Problem to solve:
Below is a block of records; return all of them exactly, but without the images.

[Stored entries]
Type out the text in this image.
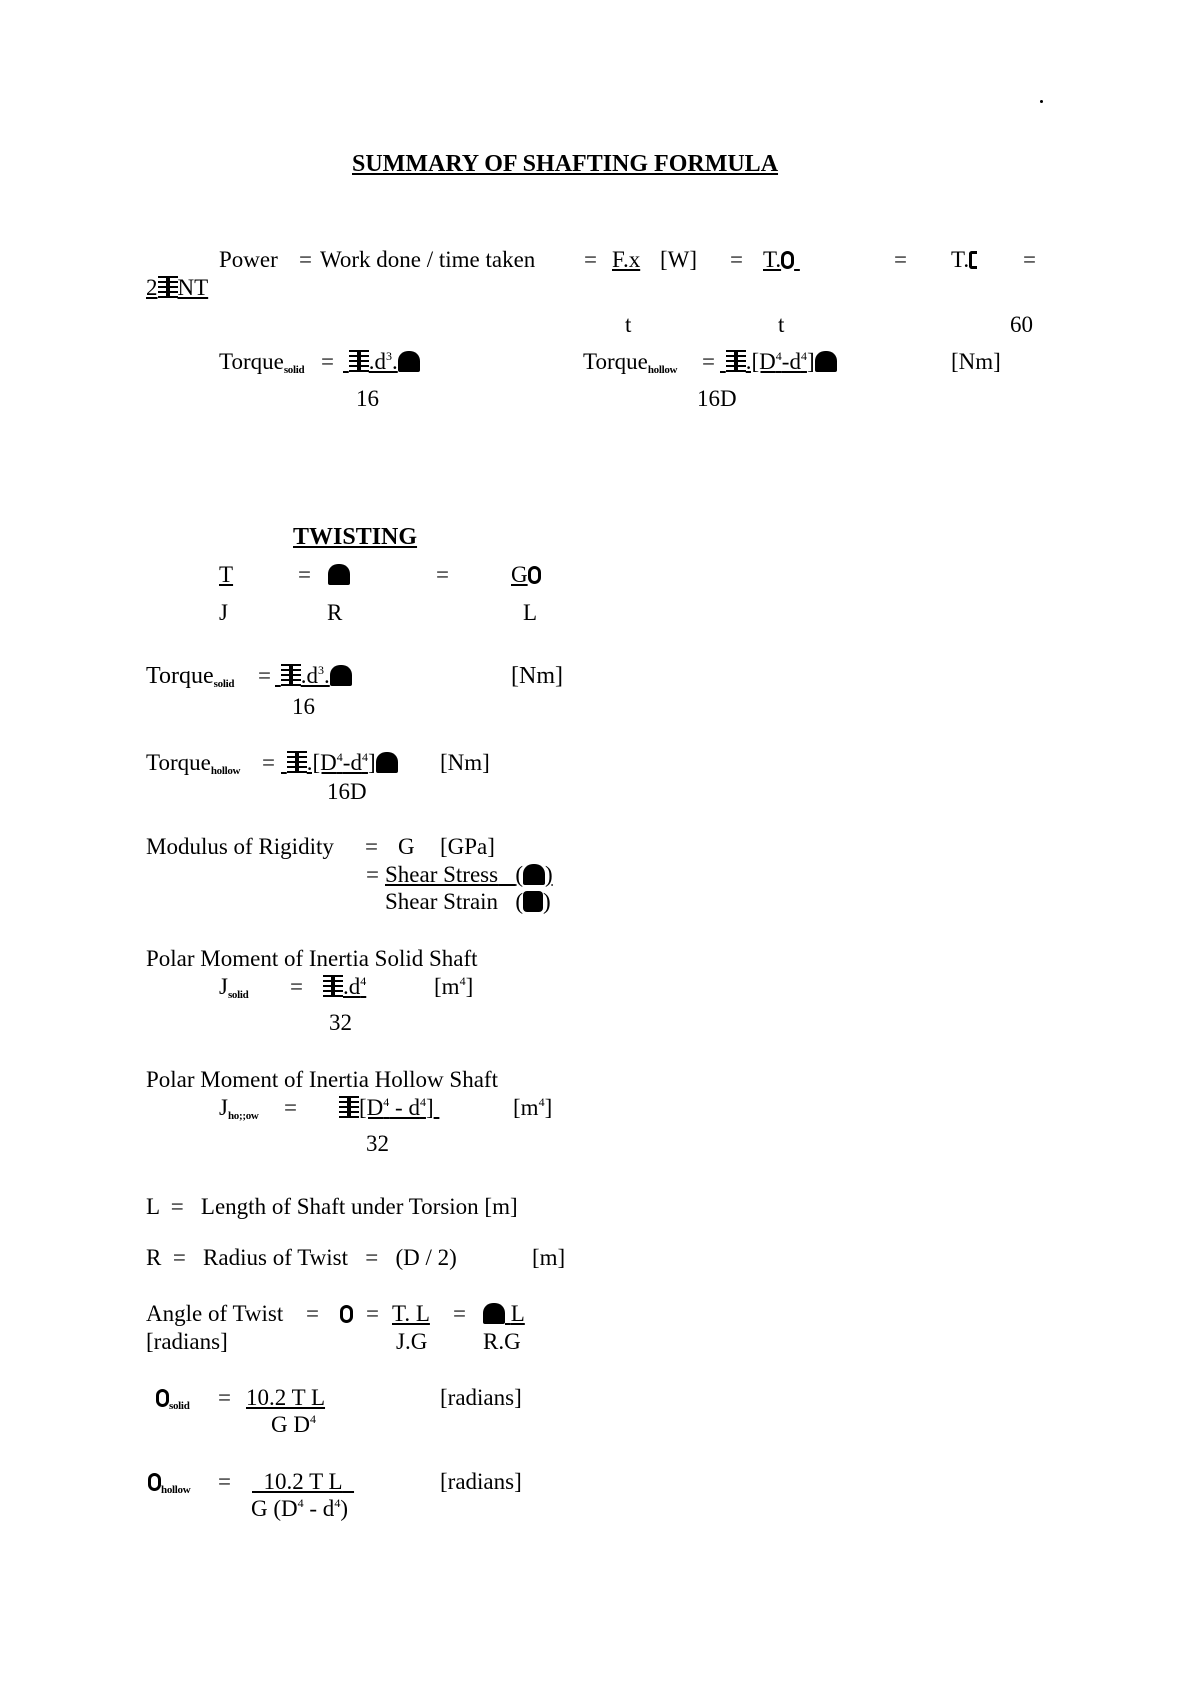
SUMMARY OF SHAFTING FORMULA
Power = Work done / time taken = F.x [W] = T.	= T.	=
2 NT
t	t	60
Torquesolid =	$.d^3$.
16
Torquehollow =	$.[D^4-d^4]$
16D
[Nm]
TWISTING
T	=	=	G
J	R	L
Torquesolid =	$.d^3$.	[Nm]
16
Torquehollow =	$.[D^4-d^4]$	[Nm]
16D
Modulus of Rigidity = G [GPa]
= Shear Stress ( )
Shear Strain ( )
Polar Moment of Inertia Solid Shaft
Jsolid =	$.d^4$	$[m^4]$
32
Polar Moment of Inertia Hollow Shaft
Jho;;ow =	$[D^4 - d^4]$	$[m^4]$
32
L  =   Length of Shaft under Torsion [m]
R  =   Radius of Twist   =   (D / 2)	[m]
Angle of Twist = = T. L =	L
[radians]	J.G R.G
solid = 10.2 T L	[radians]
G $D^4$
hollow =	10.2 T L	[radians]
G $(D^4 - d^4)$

Output of the exercise:
Type out the text in this image.
SUMMARY OF SHAFTING FORMULA
Power = Work done / time taken = F.x [W] = T.	= T.	=
2 NT
t	t	60
Torquesolid =	$.d^3$.
16
Torquehollow =	$.[D^4-d^4]$
16D
[Nm]
TWISTING
T	=	=	G
J	R	L
Torquesolid =	$.d^3$.	[Nm]
16
Torquehollow =	$.[D^4-d^4]$	[Nm]
16D
Modulus of Rigidity = G [GPa]
= Shear Stress ( )
Shear Strain ( )
Polar Moment of Inertia Solid Shaft
Jsolid =	$.d^4$	$[m^4]$
32
Polar Moment of Inertia Hollow Shaft
Jho;;ow =	$[D^4 - d^4]$	$[m^4]$
32
L  =   Length of Shaft under Torsion [m]
R  =   Radius of Twist   =   (D / 2)	[m]
Angle of Twist = = T. L =	L
[radians]	J.G R.G
solid = 10.2 T L	[radians]
G $D^4$
hollow =	10.2 T L	[radians]
G $(D^4 - d^4)$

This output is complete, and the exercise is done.